Data in this exercise –
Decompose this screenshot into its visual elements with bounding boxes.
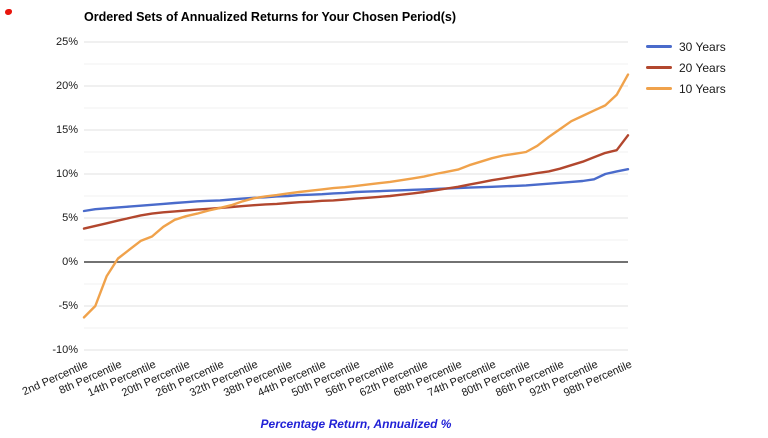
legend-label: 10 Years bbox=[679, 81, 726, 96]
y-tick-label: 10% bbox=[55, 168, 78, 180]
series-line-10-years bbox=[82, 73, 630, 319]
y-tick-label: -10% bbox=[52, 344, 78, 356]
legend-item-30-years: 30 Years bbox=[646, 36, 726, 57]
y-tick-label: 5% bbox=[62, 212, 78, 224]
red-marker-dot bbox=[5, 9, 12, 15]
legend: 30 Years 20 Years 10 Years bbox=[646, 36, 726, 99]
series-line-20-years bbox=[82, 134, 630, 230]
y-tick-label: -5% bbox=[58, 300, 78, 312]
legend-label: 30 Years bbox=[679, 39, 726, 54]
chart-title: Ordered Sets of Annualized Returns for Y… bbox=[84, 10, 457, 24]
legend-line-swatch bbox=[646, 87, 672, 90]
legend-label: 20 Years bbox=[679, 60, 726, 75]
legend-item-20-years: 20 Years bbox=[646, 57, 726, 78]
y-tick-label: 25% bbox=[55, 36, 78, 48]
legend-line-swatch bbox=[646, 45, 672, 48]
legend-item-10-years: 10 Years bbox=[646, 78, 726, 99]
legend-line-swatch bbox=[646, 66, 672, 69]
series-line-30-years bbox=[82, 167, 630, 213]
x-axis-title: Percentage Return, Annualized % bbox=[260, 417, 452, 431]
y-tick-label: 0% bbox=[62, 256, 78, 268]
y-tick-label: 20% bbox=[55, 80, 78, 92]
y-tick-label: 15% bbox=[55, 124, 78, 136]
--
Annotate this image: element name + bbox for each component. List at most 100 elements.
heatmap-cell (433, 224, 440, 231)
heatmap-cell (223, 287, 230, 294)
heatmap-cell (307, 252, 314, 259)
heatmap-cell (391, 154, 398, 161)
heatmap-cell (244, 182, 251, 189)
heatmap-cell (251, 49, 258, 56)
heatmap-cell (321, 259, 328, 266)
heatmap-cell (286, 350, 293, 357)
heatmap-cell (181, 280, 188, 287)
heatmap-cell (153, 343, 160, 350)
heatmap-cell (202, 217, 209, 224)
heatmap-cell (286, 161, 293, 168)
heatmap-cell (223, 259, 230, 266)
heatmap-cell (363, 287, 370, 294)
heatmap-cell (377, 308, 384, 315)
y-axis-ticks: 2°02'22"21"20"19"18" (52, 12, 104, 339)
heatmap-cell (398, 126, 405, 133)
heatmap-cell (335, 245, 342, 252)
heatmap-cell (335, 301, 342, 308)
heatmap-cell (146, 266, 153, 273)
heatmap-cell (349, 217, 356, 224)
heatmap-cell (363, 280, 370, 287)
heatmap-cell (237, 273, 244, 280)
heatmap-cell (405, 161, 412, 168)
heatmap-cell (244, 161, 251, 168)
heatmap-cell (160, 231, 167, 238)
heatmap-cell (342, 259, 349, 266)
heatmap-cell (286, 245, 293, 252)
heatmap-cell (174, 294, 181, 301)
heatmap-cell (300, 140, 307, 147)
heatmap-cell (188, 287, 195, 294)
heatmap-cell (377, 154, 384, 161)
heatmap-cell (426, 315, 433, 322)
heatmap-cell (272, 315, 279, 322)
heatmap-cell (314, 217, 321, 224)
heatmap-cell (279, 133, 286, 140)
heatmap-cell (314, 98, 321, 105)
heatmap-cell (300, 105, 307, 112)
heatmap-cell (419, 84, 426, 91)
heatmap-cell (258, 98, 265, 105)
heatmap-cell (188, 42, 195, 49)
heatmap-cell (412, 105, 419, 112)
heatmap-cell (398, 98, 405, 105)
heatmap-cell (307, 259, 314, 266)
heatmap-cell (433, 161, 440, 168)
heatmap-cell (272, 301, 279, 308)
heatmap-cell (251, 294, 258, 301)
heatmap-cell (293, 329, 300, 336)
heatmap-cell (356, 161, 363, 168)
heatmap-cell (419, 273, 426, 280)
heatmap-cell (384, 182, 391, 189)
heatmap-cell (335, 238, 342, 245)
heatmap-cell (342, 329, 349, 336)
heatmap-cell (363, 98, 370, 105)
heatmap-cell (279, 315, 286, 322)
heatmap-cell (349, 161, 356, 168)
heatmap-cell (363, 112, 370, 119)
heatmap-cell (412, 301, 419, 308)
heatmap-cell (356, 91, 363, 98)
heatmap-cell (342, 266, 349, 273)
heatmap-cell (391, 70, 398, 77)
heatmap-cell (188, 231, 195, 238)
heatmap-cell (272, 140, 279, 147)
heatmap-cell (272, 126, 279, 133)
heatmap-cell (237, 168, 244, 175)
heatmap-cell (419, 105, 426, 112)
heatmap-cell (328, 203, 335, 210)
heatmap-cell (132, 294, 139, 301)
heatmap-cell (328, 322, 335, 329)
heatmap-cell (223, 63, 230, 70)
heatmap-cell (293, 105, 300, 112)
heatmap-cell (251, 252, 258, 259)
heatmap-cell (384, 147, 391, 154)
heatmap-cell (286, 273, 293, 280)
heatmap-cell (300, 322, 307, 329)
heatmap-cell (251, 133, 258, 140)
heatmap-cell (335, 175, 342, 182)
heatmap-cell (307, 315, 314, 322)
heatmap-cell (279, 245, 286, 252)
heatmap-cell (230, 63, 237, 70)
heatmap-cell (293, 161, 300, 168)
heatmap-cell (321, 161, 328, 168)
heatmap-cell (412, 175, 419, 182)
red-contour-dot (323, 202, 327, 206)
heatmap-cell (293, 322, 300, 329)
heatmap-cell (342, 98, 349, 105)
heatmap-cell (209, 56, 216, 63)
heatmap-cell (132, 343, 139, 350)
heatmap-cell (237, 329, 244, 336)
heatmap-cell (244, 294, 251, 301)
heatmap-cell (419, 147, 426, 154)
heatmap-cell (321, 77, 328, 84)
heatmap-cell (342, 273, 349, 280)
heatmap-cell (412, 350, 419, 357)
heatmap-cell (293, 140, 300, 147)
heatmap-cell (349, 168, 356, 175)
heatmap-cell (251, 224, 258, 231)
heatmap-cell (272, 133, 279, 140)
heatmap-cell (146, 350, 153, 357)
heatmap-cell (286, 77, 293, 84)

Work to complete – Copy out again, unchanged, the entries above that begin at the line containing "legend-label: 10 Years" and end after the line containing "y-tick-label: 15% bbox=[55, 124, 78, 136]".

Exercise answer –
legend-label: 10 Years bbox=[679, 81, 726, 96]
y-tick-label: 10% bbox=[55, 168, 78, 180]
series-line-10-years bbox=[82, 73, 630, 319]
y-tick-label: -10% bbox=[52, 344, 78, 356]
legend-item-30-years: 30 Years bbox=[646, 36, 726, 57]
y-tick-label: 5% bbox=[62, 212, 78, 224]
red-marker-dot bbox=[5, 9, 12, 15]
legend: 30 Years 20 Years 10 Years bbox=[646, 36, 726, 99]
series-line-20-years bbox=[82, 134, 630, 230]
y-tick-label: -5% bbox=[58, 300, 78, 312]
legend-label: 30 Years bbox=[679, 39, 726, 54]
chart-title: Ordered Sets of Annualized Returns for Y… bbox=[84, 10, 457, 24]
legend-line-swatch bbox=[646, 87, 672, 90]
legend-label: 20 Years bbox=[679, 60, 726, 75]
legend-item-20-years: 20 Years bbox=[646, 57, 726, 78]
y-tick-label: 25% bbox=[55, 36, 78, 48]
legend-line-swatch bbox=[646, 45, 672, 48]
legend-item-10-years: 10 Years bbox=[646, 78, 726, 99]
legend-line-swatch bbox=[646, 66, 672, 69]
series-line-30-years bbox=[82, 167, 630, 213]
x-axis-title: Percentage Return, Annualized % bbox=[260, 417, 452, 431]
y-tick-label: 0% bbox=[62, 256, 78, 268]
y-tick-label: 20% bbox=[55, 80, 78, 92]
y-tick-label: 15% bbox=[55, 124, 78, 136]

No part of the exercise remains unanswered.